** Start AVAILABLE RECORDS **

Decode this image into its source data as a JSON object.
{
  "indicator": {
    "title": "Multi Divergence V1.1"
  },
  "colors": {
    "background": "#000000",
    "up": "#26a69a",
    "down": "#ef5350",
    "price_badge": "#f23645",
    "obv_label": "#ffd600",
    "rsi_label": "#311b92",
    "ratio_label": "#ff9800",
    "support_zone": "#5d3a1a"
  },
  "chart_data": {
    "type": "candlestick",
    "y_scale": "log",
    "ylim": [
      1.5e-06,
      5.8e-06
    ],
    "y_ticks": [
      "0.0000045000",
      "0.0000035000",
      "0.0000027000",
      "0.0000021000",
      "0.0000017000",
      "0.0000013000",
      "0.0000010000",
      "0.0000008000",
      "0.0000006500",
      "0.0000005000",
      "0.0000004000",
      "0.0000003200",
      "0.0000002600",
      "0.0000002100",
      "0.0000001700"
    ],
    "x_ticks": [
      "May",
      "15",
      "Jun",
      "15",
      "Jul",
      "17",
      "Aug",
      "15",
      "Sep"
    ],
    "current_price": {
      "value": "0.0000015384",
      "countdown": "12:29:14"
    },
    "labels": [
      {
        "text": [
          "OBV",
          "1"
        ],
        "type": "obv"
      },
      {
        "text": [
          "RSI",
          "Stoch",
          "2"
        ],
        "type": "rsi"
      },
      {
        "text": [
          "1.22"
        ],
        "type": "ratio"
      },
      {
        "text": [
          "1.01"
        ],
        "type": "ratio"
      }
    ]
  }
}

** End AVAILABLE RECORDS **

**TASK INSTRUCTIONS:**
The lines above should be duplicated exactly.

**OUTPUT BELOW:**
Decode this image into its source data as a JSON object.
{
  "indicator": {
    "title": "Multi Divergence V1.1"
  },
  "colors": {
    "background": "#000000",
    "up": "#26a69a",
    "down": "#ef5350",
    "price_badge": "#f23645",
    "obv_label": "#ffd600",
    "rsi_label": "#311b92",
    "ratio_label": "#ff9800",
    "support_zone": "#5d3a1a"
  },
  "chart_data": {
    "type": "candlestick",
    "y_scale": "log",
    "ylim": [
      1.5e-06,
      5.8e-06
    ],
    "y_ticks": [
      "0.0000045000",
      "0.0000035000",
      "0.0000027000",
      "0.0000021000",
      "0.0000017000",
      "0.0000013000",
      "0.0000010000",
      "0.0000008000",
      "0.0000006500",
      "0.0000005000",
      "0.0000004000",
      "0.0000003200",
      "0.0000002600",
      "0.0000002100",
      "0.0000001700"
    ],
    "x_ticks": [
      "May",
      "15",
      "Jun",
      "15",
      "Jul",
      "17",
      "Aug",
      "15",
      "Sep"
    ],
    "current_price": {
      "value": "0.0000015384",
      "countdown": "12:29:14"
    },
    "labels": [
      {
        "text": [
          "OBV",
          "1"
        ],
        "type": "obv"
      },
      {
        "text": [
          "RSI",
          "Stoch",
          "2"
        ],
        "type": "rsi"
      },
      {
        "text": [
          "1.22"
        ],
        "type": "ratio"
      },
      {
        "text": [
          "1.01"
        ],
        "type": "ratio"
      }
    ]
  }
}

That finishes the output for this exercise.